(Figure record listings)
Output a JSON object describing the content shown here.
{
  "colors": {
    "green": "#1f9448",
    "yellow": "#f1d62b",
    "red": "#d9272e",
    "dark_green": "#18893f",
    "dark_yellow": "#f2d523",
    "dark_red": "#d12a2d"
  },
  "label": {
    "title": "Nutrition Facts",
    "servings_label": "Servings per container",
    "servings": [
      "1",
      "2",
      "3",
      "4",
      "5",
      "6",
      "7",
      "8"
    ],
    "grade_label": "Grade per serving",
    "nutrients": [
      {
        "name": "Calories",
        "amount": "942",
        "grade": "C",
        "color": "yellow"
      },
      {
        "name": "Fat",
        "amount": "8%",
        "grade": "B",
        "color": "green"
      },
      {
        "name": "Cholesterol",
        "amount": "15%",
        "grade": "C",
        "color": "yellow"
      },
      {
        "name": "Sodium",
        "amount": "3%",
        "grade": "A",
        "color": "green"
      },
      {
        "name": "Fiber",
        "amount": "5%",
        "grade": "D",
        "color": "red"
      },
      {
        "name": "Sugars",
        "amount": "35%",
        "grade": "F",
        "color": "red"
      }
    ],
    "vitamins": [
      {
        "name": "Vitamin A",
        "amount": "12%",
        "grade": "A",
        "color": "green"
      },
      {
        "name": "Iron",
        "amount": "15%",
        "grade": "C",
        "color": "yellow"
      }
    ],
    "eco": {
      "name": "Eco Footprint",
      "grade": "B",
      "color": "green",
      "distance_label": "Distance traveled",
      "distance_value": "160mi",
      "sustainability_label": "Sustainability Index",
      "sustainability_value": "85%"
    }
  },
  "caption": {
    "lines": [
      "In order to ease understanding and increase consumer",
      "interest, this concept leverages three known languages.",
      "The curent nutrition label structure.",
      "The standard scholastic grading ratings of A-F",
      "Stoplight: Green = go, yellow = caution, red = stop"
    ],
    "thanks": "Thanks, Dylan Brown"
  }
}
---
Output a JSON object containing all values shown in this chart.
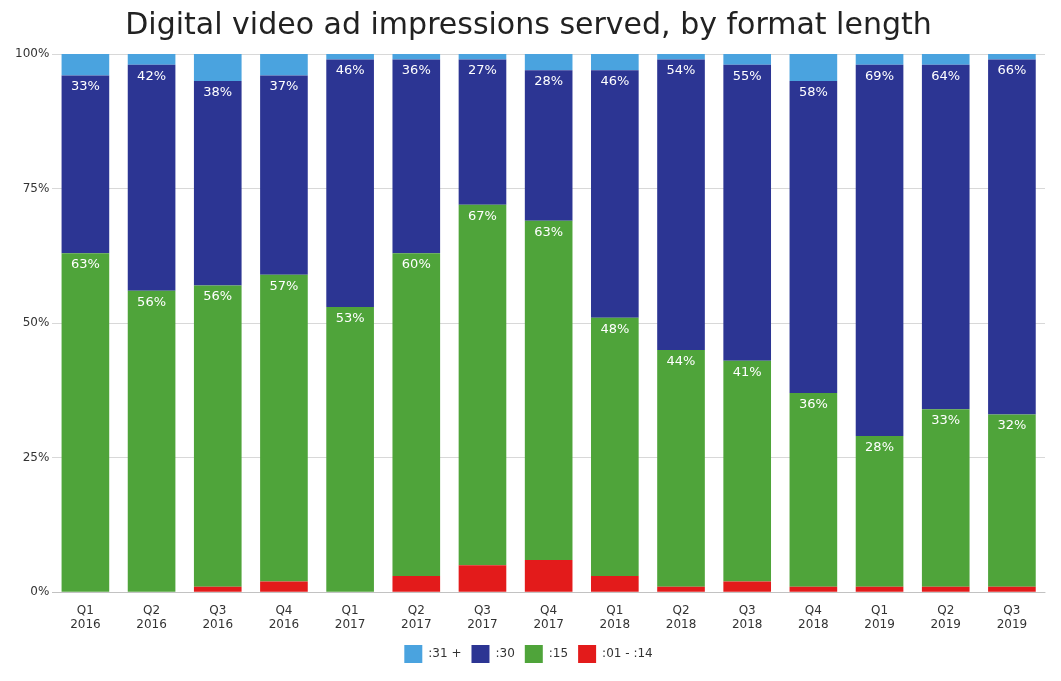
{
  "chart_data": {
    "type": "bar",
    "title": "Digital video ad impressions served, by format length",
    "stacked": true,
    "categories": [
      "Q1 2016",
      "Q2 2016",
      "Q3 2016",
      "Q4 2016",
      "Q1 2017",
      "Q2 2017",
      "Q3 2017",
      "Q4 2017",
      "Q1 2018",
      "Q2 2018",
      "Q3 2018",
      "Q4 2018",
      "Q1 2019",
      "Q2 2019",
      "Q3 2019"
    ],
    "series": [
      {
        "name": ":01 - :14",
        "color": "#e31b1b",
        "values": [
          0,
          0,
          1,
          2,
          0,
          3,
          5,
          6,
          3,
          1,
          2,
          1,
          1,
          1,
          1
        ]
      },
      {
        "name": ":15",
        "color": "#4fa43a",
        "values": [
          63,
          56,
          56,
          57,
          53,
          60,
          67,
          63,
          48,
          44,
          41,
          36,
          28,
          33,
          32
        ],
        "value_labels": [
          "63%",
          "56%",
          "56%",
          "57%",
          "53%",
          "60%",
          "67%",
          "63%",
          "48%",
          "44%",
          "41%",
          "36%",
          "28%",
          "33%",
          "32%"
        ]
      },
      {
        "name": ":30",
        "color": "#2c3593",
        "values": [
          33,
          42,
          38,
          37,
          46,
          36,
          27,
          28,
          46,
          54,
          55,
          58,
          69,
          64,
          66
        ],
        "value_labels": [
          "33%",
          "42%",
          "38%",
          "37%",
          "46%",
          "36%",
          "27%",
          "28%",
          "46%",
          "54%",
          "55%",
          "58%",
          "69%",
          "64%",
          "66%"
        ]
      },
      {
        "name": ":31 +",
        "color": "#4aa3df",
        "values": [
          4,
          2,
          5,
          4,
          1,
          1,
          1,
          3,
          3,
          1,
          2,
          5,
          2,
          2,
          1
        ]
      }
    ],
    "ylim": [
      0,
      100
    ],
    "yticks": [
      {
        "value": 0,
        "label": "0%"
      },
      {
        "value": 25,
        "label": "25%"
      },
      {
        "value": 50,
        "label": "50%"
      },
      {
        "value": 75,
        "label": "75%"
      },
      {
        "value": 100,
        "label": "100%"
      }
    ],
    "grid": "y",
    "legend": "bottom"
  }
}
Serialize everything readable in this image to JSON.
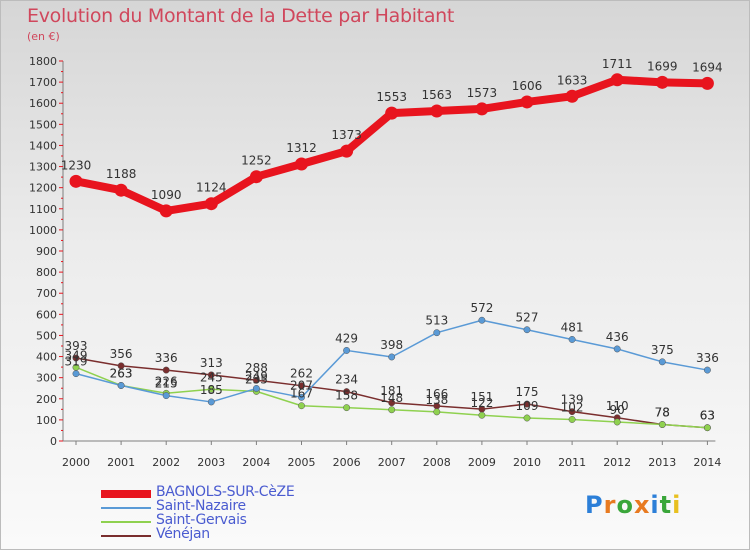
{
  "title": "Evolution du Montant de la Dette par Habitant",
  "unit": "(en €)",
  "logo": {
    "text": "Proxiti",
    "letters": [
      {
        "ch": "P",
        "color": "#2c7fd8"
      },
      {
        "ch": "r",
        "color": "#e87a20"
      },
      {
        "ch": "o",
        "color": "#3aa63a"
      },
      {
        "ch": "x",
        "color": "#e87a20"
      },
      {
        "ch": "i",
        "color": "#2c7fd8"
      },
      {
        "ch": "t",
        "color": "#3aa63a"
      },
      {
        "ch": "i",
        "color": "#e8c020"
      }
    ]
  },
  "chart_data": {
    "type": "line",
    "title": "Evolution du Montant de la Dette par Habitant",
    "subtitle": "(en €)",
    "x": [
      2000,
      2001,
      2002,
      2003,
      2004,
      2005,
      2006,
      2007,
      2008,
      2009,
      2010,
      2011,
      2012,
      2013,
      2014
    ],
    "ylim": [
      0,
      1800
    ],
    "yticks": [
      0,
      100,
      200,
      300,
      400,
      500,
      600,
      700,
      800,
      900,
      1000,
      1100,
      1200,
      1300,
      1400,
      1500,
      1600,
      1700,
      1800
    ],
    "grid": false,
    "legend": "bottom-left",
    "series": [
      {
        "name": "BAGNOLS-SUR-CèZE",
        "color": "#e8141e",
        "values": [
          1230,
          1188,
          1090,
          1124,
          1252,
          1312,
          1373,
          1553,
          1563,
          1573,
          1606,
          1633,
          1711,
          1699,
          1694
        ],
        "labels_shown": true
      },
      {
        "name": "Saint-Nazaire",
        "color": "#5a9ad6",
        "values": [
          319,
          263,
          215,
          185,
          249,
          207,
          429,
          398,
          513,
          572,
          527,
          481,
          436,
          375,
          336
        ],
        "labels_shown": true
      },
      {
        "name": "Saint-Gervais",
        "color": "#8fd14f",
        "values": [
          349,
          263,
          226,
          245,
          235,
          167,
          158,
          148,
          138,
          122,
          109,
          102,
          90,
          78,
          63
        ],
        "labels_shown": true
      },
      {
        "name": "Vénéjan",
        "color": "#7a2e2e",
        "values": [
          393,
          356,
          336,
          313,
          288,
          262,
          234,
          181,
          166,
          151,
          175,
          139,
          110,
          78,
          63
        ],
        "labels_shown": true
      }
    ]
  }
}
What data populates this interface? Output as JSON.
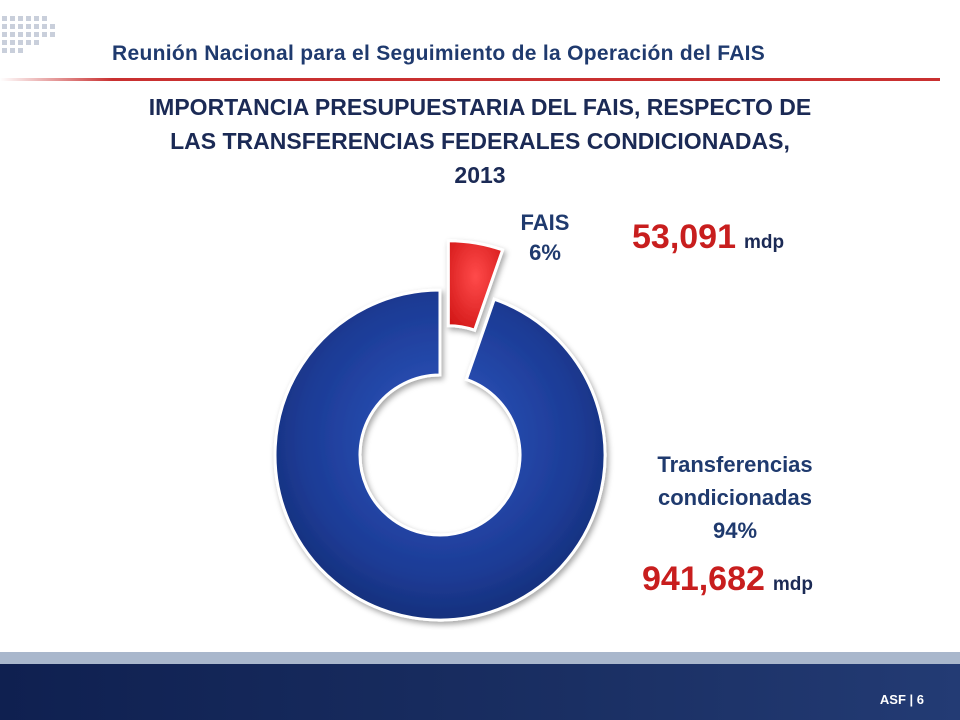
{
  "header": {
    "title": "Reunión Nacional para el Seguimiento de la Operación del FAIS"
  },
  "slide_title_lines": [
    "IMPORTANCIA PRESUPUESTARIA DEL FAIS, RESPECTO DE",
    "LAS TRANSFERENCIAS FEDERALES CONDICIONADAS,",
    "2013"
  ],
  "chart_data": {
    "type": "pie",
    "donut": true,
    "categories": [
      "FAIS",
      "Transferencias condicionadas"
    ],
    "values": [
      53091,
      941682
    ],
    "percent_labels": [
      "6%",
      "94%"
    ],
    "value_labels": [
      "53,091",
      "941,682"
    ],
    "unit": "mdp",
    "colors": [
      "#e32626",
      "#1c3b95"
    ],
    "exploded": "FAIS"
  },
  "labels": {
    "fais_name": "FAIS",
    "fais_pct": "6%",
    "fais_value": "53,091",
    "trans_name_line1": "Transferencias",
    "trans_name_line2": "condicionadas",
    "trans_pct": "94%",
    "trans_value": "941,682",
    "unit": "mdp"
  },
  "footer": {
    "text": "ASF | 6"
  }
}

> **TASK DIRECTIONS**:
Your task is to list each line of the records with the word "JSON".

> **CORRECT RESPONSE**:
Output a JSON object describing the content shown here.
Output a JSON object containing all values shown in this chart.
Serialize everything readable in this image to JSON.
What data populates this interface? Output as JSON.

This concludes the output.